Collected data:
--- BEGIN ---
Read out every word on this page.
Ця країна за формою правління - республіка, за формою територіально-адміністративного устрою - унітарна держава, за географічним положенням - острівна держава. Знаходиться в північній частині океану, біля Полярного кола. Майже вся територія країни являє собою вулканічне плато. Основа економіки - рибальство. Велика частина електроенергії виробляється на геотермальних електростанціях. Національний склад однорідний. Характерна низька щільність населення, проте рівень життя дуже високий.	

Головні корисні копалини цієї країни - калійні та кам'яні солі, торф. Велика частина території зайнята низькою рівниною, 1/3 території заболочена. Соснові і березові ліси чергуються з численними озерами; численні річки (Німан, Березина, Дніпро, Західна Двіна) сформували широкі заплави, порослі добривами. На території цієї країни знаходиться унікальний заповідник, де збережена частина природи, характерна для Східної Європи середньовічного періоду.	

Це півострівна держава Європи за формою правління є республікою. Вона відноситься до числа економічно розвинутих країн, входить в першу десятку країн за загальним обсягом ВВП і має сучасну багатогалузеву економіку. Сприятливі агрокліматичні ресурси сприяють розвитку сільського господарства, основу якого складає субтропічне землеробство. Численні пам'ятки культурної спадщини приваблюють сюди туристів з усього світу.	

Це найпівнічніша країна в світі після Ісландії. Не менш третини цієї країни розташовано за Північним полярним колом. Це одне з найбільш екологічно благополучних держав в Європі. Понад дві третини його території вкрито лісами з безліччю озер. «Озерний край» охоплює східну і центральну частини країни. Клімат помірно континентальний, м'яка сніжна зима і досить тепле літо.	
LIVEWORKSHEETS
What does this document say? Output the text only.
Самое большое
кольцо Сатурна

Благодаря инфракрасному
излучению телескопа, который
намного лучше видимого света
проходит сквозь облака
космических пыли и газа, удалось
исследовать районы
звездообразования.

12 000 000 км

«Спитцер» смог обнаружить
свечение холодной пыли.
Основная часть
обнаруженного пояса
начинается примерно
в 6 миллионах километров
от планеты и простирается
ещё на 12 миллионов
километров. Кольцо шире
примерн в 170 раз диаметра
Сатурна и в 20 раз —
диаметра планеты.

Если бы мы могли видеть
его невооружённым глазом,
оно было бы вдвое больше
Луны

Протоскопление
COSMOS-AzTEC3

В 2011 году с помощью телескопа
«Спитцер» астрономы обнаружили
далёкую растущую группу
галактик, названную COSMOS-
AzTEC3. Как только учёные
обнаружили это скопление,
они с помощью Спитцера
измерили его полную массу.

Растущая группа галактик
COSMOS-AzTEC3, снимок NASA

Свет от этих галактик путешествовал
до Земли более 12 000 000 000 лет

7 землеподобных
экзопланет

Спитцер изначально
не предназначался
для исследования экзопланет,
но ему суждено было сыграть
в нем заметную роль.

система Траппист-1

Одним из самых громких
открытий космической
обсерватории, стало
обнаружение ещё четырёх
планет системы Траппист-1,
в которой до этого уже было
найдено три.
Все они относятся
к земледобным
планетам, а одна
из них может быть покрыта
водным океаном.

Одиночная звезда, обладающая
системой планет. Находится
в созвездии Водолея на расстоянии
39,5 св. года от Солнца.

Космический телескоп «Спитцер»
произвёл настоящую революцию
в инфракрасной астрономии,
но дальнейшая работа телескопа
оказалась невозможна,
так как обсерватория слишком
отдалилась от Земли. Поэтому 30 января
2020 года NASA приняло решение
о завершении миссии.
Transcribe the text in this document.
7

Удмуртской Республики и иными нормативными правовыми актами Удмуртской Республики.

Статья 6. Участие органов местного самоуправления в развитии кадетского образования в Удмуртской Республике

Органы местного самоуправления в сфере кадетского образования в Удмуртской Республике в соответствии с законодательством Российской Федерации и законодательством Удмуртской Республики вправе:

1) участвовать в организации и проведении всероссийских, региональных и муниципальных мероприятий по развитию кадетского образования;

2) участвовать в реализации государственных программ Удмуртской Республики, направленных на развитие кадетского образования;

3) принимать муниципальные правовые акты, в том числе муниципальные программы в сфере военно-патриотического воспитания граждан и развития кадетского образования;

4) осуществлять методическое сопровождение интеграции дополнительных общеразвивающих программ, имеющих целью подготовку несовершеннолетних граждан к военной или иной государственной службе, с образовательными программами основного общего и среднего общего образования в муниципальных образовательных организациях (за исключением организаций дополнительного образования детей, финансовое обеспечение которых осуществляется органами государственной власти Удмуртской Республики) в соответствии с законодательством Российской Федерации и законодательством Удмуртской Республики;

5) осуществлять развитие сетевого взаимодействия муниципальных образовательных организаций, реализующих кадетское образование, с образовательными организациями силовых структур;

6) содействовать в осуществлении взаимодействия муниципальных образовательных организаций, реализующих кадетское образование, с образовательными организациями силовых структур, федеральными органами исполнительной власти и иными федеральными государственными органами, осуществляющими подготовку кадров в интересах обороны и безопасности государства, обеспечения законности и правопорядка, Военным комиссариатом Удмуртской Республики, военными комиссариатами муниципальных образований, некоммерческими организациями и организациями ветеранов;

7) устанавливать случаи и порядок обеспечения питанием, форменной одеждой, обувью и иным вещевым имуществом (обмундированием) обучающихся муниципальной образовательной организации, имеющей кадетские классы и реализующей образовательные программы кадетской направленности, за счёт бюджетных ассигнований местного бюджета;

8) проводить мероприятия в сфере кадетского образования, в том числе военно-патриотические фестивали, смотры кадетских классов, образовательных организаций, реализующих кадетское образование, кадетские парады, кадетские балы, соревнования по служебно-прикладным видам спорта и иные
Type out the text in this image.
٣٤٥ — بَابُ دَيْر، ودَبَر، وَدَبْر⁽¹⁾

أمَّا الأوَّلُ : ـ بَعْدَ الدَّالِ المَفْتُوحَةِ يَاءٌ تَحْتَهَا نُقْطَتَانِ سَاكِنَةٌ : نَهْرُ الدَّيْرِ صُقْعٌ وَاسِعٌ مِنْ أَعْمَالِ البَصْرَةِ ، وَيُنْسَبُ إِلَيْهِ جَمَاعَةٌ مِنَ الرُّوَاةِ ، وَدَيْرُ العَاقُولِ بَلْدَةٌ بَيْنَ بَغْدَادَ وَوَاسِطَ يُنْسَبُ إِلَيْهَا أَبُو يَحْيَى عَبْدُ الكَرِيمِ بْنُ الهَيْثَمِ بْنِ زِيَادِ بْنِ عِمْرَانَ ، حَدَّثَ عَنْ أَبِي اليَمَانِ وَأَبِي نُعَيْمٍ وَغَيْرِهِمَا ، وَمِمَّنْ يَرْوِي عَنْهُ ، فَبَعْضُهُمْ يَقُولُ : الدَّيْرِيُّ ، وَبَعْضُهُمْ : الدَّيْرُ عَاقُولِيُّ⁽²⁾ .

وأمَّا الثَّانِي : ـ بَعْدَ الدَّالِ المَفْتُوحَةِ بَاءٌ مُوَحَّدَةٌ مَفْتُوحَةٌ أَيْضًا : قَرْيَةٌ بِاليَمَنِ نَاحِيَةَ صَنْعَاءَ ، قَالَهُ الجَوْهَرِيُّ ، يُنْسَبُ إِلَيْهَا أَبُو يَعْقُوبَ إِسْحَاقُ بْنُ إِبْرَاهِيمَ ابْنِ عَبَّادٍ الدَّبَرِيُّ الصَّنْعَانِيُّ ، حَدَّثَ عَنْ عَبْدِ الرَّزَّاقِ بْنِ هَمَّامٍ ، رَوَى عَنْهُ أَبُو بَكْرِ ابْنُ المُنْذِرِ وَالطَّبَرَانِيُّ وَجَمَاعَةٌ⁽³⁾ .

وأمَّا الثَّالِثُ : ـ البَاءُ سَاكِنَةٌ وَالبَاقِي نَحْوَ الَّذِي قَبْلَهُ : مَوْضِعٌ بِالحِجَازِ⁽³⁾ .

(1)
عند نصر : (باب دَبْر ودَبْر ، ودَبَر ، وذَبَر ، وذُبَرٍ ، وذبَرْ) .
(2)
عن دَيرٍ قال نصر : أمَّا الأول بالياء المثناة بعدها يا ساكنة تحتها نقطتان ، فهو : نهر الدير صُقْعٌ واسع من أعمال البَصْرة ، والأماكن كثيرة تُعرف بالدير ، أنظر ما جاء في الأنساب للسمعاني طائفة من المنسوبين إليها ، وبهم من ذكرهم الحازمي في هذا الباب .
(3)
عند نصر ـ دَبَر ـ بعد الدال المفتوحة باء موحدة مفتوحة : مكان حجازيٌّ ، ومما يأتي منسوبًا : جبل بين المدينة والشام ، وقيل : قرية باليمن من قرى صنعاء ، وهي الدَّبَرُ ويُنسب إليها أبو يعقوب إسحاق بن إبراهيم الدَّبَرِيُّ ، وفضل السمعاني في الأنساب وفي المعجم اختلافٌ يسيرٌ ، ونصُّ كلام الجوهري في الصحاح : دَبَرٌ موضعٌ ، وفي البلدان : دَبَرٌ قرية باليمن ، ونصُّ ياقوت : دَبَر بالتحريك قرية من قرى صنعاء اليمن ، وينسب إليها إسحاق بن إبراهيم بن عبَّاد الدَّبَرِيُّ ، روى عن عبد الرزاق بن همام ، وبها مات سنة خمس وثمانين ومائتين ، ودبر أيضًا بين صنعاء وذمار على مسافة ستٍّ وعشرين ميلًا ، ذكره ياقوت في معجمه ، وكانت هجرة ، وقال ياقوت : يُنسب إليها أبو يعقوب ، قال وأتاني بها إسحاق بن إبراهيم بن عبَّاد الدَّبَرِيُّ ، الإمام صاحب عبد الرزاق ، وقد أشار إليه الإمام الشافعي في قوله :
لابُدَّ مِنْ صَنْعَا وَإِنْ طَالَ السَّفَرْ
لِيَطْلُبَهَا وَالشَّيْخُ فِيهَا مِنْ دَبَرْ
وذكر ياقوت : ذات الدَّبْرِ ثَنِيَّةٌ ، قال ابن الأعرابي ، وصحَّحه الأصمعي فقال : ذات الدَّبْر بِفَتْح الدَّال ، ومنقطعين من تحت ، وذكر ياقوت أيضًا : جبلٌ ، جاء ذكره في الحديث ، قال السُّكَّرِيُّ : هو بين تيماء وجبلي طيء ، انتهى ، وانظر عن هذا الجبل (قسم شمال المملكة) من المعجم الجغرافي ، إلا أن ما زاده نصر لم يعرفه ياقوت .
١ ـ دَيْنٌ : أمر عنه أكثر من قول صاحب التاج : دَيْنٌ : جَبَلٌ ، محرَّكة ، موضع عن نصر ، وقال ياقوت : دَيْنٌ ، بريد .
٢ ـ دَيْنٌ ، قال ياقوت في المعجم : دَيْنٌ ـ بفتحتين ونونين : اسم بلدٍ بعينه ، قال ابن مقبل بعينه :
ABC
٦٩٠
--- END ---
Problem requirements:
Which lines above hold the word "сфере"? Copy each of them.

Exercise output:
Органы местного самоуправления в сфере кадетского образования в Удмуртской Республике в соответствии с законодательством Российской Федерации и законодательством Удмуртской Республики вправе:
3) принимать муниципальные правовые акты, в том числе муниципальные программы в сфере военно-патриотического воспитания граждан и развития кадетского образования;
8) проводить мероприятия в сфере кадетского образования, в том числе военно-патриотические фестивали, смотры кадетских классов, образовательных организаций, реализующих кадетское образование, кадетские парады, кадетские балы, соревнования по служебно-прикладным видам спорта и иные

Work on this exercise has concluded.